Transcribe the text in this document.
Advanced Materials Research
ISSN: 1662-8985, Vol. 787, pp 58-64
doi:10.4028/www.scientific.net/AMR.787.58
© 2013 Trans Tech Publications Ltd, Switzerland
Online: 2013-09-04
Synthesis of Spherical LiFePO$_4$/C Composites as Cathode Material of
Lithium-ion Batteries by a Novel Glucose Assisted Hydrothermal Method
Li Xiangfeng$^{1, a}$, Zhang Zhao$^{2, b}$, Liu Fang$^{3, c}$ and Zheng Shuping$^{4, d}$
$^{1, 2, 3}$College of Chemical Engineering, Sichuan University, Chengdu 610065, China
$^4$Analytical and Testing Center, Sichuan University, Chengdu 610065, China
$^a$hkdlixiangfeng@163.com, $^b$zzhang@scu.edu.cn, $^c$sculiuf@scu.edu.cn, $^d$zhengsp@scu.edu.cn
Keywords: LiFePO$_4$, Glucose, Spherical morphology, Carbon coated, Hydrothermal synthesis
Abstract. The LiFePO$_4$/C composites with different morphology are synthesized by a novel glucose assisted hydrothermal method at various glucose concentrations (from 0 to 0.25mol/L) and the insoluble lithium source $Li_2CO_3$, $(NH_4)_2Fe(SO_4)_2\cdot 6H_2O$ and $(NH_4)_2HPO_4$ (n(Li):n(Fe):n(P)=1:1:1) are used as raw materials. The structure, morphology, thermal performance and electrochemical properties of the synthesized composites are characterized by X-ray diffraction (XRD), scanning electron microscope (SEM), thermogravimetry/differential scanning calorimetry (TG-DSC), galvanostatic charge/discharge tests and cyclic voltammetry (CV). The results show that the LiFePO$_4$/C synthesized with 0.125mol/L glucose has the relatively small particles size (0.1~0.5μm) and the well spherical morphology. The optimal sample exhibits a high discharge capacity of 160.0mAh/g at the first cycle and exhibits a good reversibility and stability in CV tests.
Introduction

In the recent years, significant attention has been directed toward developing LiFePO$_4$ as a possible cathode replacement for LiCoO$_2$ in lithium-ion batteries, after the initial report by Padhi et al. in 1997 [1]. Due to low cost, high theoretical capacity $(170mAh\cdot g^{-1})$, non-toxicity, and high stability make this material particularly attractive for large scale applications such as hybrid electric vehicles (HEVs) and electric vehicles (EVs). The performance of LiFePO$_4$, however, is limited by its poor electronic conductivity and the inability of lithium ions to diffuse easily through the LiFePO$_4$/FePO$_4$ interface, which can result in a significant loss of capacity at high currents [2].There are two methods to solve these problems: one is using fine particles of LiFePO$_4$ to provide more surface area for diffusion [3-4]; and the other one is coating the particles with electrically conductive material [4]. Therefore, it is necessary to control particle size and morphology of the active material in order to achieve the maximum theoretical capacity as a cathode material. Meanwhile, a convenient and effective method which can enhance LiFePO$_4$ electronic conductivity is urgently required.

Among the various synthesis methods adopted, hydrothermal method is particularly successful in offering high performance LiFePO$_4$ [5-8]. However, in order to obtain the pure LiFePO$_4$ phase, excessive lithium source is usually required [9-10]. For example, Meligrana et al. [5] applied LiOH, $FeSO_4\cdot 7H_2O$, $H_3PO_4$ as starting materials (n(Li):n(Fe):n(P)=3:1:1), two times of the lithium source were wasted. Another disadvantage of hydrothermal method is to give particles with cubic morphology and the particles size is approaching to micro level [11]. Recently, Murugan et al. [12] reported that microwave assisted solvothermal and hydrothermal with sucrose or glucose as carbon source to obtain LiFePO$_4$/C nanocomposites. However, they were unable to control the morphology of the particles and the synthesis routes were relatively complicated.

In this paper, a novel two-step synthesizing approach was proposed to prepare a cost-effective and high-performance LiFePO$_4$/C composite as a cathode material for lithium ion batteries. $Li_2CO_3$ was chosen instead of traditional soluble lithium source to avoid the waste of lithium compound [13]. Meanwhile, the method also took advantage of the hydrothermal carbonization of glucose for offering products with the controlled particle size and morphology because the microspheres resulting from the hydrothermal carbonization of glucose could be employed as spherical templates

WHAT TO WORK ON — Check each line of the records for the word "University", and show the lines that contain it.

RESULT OF THE TASK —
$^{1, 2, 3}$College of Chemical Engineering, Sichuan University, Chengdu 610065, China
$^4$Analytical and Testing Center, Sichuan University, Chengdu 610065, China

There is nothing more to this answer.